> **What to do**:
Restate all the material verbatim, except for the pictures.
════════════════
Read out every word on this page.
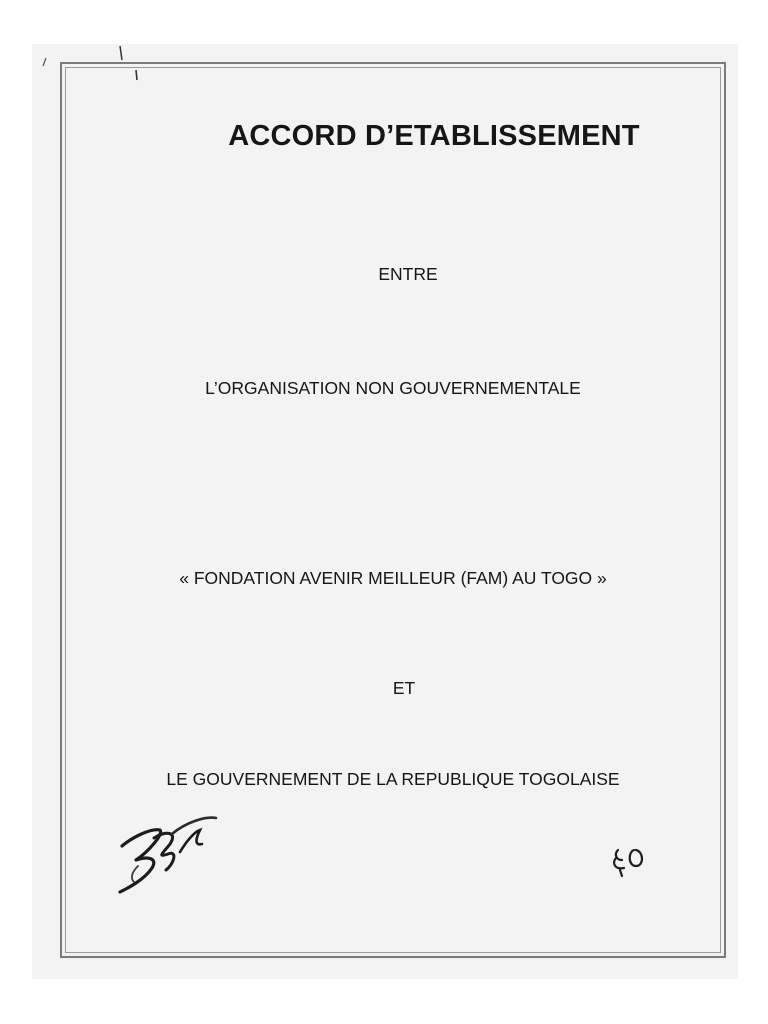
ACCORD D’ETABLISSEMENT
ENTRE
L’ORGANISATION NON GOUVERNEMENTALE
« FONDATION AVENIR MEILLEUR (FAM) AU TOGO »
ET
LE GOUVERNEMENT DE LA REPUBLIQUE TOGOLAISE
════════════════
> **Exercise response**:
Read out every word on this page.
ACCORD D’ETABLISSEMENT
ENTRE
L’ORGANISATION NON GOUVERNEMENTALE
« FONDATION AVENIR MEILLEUR (FAM) AU TOGO »
ET
LE GOUVERNEMENT DE LA REPUBLIQUE TOGOLAISE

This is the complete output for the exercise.